■ YOUR OBJECTIVE ■
Show only lines that include "Gminnego".

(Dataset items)

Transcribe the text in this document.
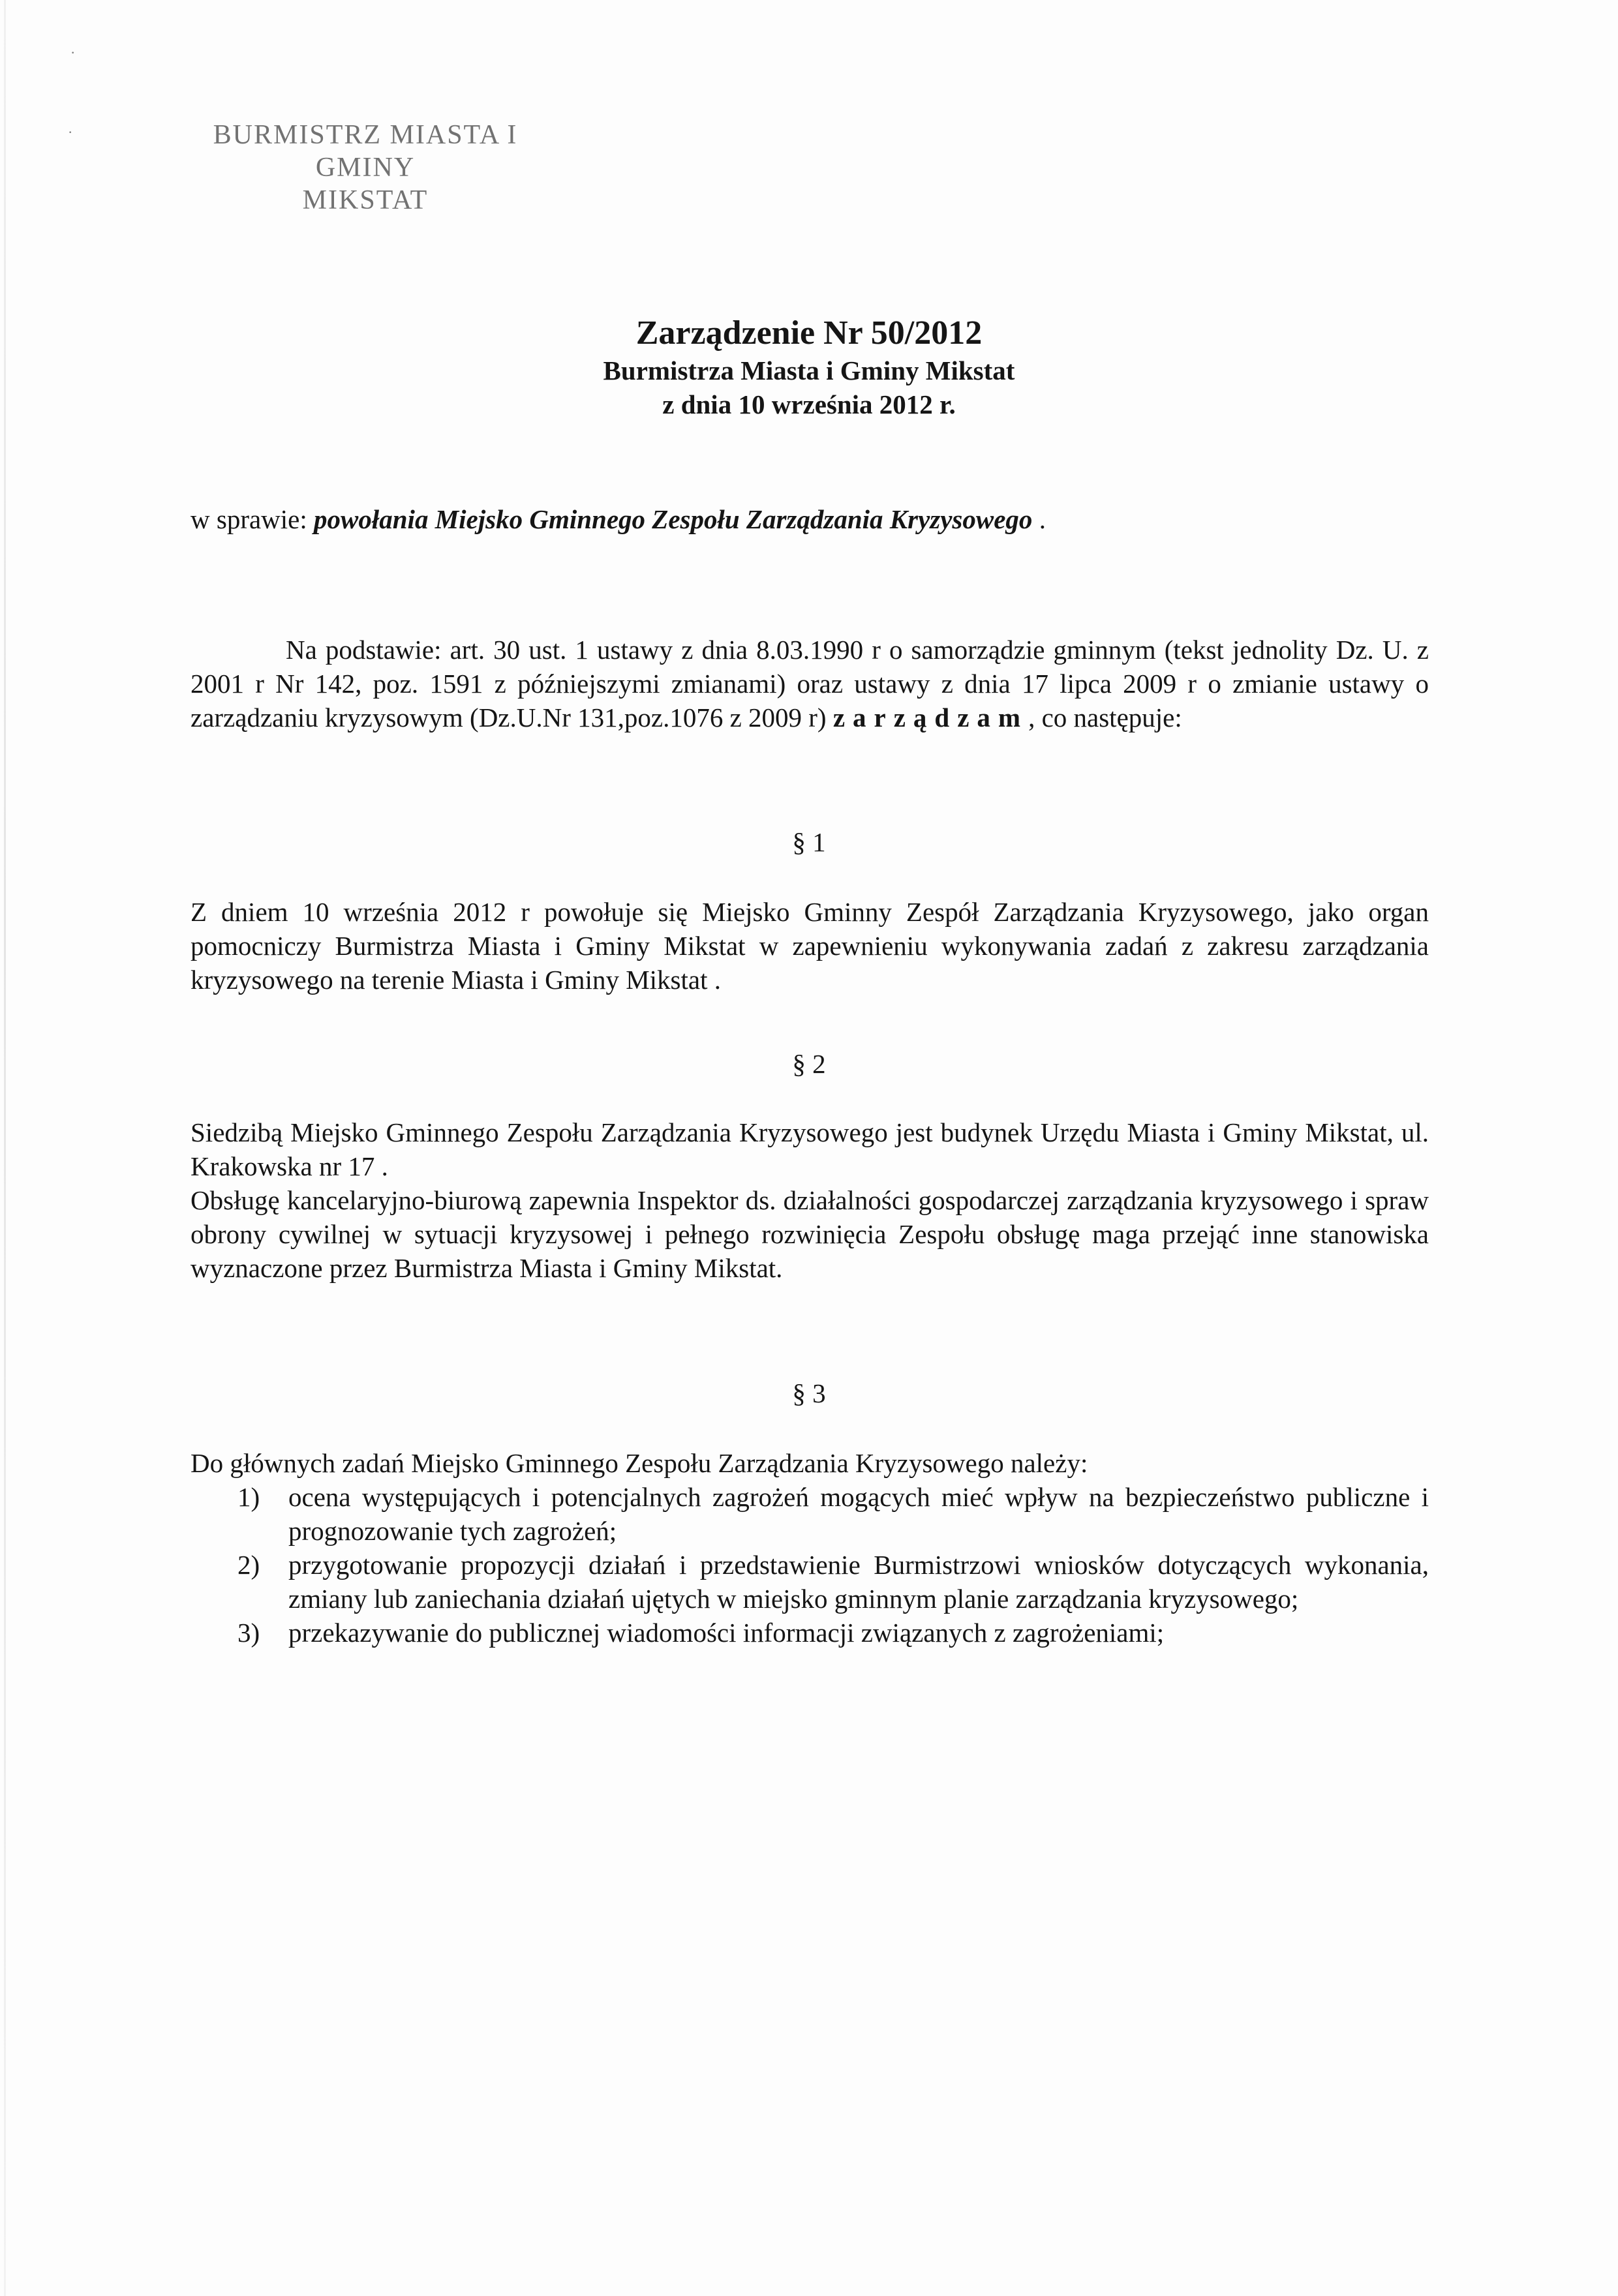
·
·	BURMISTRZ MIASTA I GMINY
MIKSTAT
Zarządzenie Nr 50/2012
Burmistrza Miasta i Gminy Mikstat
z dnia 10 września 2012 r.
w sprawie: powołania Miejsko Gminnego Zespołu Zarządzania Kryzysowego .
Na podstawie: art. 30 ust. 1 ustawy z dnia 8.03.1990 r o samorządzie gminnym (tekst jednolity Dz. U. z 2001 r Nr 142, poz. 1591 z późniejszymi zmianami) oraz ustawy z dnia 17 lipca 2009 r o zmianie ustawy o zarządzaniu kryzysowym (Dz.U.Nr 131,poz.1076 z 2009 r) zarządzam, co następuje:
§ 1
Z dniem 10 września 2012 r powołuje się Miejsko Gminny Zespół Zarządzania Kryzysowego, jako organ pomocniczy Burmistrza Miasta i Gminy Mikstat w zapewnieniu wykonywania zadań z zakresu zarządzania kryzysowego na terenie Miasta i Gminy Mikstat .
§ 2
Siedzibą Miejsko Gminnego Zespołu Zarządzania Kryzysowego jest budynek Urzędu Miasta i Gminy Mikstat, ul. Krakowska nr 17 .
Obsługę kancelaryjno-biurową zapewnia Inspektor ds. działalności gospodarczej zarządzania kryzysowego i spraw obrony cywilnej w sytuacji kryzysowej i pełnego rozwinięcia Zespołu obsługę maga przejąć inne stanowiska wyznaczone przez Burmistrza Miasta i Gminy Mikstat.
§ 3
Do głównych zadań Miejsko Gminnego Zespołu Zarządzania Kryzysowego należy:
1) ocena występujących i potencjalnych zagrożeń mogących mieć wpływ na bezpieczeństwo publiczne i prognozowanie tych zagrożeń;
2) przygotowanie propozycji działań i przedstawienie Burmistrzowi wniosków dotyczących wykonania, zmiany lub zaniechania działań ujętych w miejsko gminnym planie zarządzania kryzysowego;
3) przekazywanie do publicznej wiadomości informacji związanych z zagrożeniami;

■ EXERCISE SOLUTION ■
w sprawie: powołania Miejsko Gminnego Zespołu Zarządzania Kryzysowego .
Siedzibą Miejsko Gminnego Zespołu Zarządzania Kryzysowego jest budynek Urzędu Miasta i Gminy Mikstat, ul. Krakowska nr 17 .
Do głównych zadań Miejsko Gminnego Zespołu Zarządzania Kryzysowego należy:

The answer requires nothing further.